> _WRITTEN INSTRUCTION_: Your answer should be a single number: the count of lines that include "Excellentziája".

> _PROVIDED DATA_:
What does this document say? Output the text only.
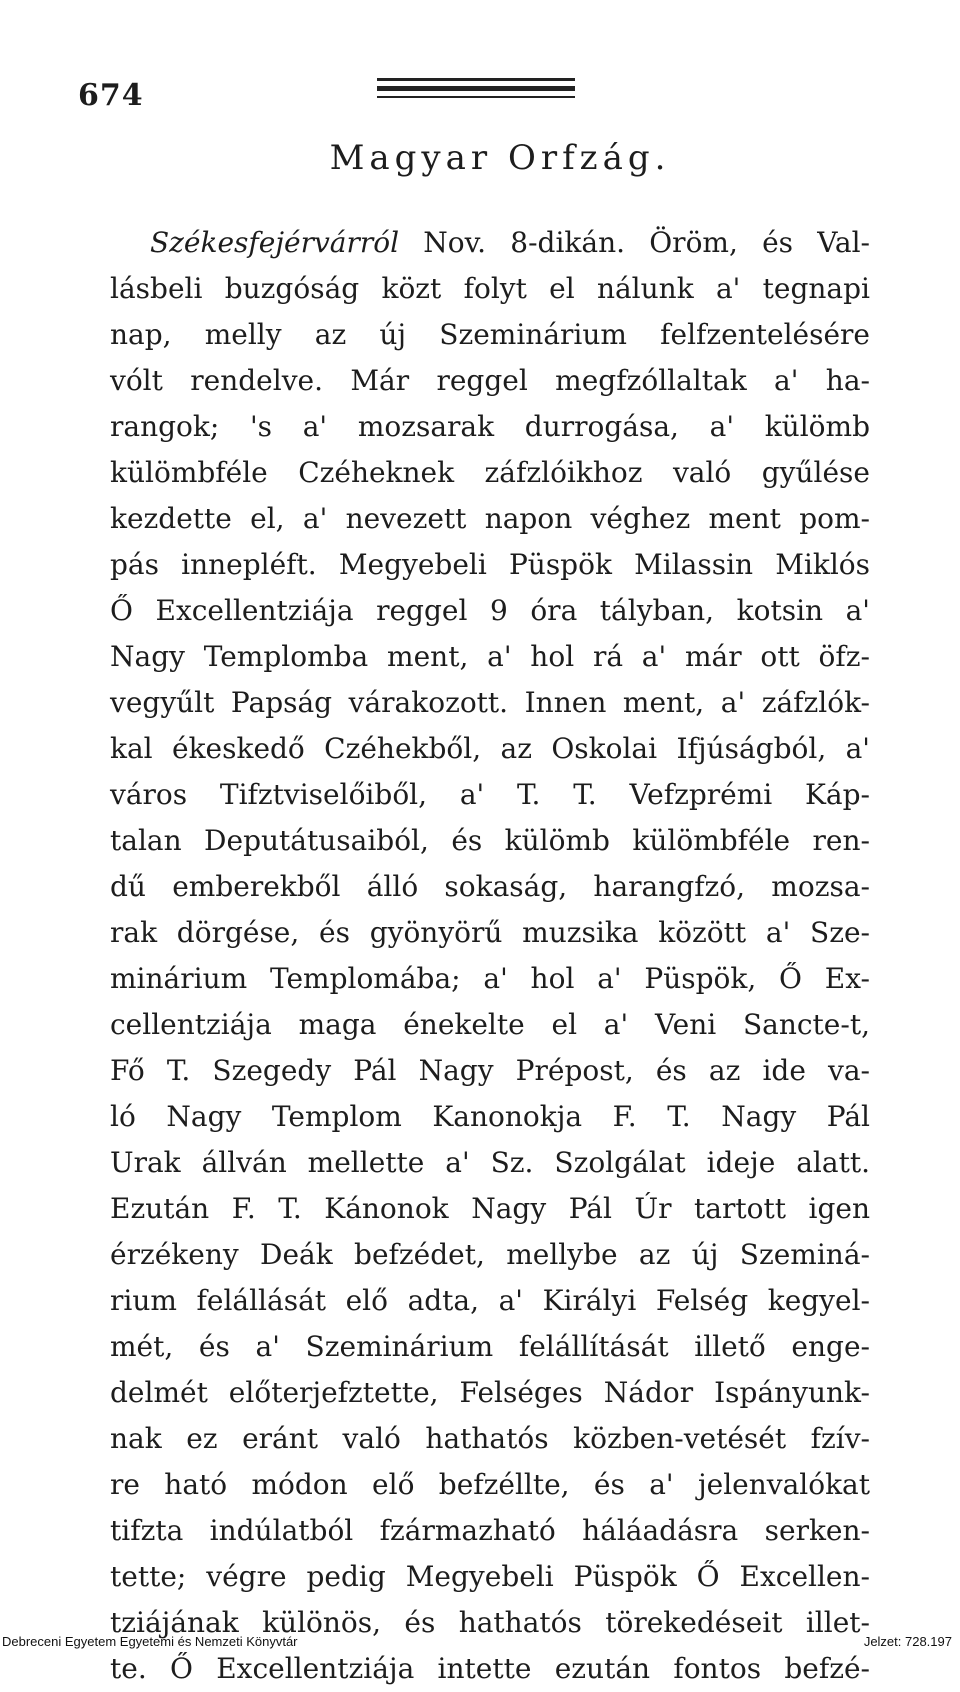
674
Magyar Orfzág.
Székesfejérvárról Nov. 8-dikán. Öröm, és Val-
lásbeli buzgóság közt folyt el nálunk a' tegnapi
nap, melly az új Szeminárium felfzentelésére
vólt rendelve. Már reggel megfzóllaltak a' ha-
rangok; 's a' mozsarak durrogása, a' külömb
külömbféle Czéheknek záfzlóikhoz való gyűlése
kezdette el, a' nevezett napon véghez ment pom-
pás innepléft. Megyebeli Püspök Milassin Miklós
Ő Excellentziája reggel 9 óra tályban, kotsin a'
Nagy Templomba ment, a' hol rá a' már ott öfz-
vegyűlt Papság várakozott. Innen ment, a' záfzlók-
kal ékeskedő Czéhekből, az Oskolai Ifjúságból, a'
város Tifztviselőiből, a' T. T. Vefzprémi Káp-
talan Deputátusaiból, és külömb külömbféle ren-
dű emberekből álló sokaság, harangfzó, mozsa-
rak dörgése, és gyönyörű muzsika között a' Sze-
minárium Templomába; a' hol a' Püspök, Ő Ex-
cellentziája maga énekelte el a' Veni Sancte-t,
Fő T. Szegedy Pál Nagy Prépost, és az ide va-
ló Nagy Templom Kanonokja F. T. Nagy Pál
Urak állván mellette a' Sz. Szolgálat ideje alatt.
Ezután F. T. Kánonok Nagy Pál Úr tartott igen
érzékeny Deák befzédet, mellybe az új Szeminá-
rium felállását elő adta, a' Királyi Felség kegyel-
mét, és a' Szeminárium felállítását illető enge-
delmét előterjefztette, Felséges Nádor Ispányunk-
nak ez eránt való hathatós közben-vetését fzív-
re ható módon elő befzéllte, és a' jelenvalókat
tifzta indúlatból fzármazható háláadásra serken-
tette; végre pedig Megyebeli Püspök Ő Excellen-
tziájának különös, és hathatós törekedéseit illet-
te. Ő Excellentziája intette ezután fontos befzé-
Debreceni Egyetem Egyetemi és Nemzeti Könyvtár	Jelzet: 728.197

> _ANSWER IN FULL_: 2